TEXT SHOWN
☆ ☆ ☆

# Need advice.



## SUPERJERKASS (Aug 29, 2009)

one way to kick this funk is to put yourself in situations you would not generally be in. Like a social scene defiantly with an "E" friend not so much a bar they suck. maybe a pub or chill as lounge bar where your not screaming over people and just keep the mind set you not there to find new love just meet people. and who the hell knows you may just meet a Woman with similar interests. and if not what ever it was an evening out of the damn house which sounds like what you need is just some time out of the house also take that "E" to places you enjoy. Museums and what not meet Ladies in places you enjoy.


----------



## 480 (Jan 22, 2009)

Eh... be careful with sink or swim situations unless you're sure you have the will and strength to swim. Because if you're wrong and you sink, the damage could be great. Take your time... build a strong foundation.

☆ ☆ ☆

ENTRIES PROVIDED
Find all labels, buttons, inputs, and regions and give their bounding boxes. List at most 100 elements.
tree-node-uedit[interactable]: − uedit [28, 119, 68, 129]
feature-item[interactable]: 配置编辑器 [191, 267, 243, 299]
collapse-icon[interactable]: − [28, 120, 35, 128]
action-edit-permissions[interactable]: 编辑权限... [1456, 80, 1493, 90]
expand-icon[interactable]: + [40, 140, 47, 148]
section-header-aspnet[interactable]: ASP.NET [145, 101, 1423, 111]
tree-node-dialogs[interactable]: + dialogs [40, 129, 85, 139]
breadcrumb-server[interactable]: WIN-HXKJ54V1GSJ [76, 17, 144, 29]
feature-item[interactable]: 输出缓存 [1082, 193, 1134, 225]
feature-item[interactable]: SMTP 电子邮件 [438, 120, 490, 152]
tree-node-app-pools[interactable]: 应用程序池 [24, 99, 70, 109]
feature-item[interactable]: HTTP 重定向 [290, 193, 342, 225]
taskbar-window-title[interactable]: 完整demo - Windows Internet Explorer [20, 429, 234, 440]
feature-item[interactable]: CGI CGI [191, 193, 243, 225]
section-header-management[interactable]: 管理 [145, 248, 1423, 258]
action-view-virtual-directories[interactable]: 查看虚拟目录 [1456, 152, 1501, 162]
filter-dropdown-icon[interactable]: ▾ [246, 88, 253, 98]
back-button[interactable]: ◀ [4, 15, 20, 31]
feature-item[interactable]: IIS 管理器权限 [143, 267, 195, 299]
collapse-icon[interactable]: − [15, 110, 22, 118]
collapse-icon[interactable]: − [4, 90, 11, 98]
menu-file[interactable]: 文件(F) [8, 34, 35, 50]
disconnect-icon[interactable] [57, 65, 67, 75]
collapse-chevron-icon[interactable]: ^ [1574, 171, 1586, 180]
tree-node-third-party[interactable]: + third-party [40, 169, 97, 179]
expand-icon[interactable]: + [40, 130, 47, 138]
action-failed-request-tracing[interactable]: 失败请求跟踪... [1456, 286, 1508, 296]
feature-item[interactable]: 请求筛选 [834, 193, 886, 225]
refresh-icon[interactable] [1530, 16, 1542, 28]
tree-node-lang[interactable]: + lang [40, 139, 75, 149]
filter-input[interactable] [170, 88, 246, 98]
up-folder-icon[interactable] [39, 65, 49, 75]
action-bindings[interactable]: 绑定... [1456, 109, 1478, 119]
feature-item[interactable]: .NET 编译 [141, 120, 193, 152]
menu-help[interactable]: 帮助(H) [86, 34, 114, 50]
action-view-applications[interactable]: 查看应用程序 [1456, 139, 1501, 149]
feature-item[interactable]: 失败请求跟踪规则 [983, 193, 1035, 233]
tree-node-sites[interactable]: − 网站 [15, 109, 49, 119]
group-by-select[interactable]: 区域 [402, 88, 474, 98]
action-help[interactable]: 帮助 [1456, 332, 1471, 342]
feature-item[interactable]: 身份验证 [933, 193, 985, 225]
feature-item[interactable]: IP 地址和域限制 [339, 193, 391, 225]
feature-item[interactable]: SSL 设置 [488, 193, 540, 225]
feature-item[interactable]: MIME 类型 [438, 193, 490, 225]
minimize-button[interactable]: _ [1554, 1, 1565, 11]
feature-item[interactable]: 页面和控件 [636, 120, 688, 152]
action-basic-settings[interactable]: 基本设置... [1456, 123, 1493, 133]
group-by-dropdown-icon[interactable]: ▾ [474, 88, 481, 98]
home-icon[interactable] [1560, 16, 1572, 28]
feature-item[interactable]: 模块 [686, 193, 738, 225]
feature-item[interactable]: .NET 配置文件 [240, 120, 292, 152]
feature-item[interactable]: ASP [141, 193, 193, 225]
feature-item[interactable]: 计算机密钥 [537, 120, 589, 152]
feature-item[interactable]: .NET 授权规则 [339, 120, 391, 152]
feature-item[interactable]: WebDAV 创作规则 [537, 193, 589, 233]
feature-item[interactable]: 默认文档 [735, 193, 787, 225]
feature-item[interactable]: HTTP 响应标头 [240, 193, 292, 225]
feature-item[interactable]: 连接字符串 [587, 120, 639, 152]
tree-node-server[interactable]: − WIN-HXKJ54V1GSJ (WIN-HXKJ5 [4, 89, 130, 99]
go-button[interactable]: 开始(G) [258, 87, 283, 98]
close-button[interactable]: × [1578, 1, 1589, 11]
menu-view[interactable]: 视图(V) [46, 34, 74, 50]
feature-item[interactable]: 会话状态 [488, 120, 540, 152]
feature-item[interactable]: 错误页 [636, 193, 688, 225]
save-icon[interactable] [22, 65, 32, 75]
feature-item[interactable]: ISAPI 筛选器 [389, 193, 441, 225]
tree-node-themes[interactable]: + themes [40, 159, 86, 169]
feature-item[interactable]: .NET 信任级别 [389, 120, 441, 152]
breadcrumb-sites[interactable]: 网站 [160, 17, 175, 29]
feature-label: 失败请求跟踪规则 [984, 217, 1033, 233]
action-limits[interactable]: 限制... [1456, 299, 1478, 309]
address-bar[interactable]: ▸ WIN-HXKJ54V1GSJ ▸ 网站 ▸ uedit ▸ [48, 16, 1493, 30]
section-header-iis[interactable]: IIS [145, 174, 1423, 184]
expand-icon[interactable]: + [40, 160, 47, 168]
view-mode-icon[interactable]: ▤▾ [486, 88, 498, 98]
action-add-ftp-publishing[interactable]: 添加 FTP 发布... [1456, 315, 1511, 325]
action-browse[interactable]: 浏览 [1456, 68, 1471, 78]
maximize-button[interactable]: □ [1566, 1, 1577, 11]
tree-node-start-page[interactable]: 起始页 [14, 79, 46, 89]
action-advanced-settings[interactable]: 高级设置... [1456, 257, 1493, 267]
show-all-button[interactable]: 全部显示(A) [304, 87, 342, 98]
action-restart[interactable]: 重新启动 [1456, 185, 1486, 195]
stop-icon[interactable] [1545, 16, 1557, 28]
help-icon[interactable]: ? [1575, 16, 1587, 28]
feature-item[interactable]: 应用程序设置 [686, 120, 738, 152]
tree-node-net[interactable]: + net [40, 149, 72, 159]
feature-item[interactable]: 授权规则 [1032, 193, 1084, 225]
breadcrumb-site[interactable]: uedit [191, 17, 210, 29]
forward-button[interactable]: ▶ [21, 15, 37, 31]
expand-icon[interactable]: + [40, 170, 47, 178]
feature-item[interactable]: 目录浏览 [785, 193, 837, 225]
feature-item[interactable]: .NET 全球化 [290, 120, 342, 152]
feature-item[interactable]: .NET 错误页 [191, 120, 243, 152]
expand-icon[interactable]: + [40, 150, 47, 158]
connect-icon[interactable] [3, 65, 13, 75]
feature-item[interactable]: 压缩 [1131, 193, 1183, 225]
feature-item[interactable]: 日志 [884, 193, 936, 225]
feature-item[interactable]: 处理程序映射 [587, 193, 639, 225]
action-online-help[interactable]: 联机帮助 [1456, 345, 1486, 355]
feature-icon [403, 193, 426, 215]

☆ ☆ ☆

WRITTEN EXERCISE
Copy out the part of the forum thread that opens with the words containing "## SUPERJERKASS (Aug" and closes with "(Jan 22, 2009)", putting "cafe" in place of "pub".

SOLUTION
## SUPERJERKASS (Aug 29, 2009)

one way to kick this funk is to put yourself in situations you would not generally be in. Like a social scene defiantly with an "E" friend not so much a bar they suck. maybe a cafe or chill as lounge bar where your not screaming over people and just keep the mind set you not there to find new love just meet people. and who the hell knows you may just meet a Woman with similar interests. and if not what ever it was an evening out of the damn house which sounds like what you need is just some time out of the house also take that "E" to places you enjoy. Museums and what not meet Ladies in places you enjoy.


----------



## 480 (Jan 22, 2009)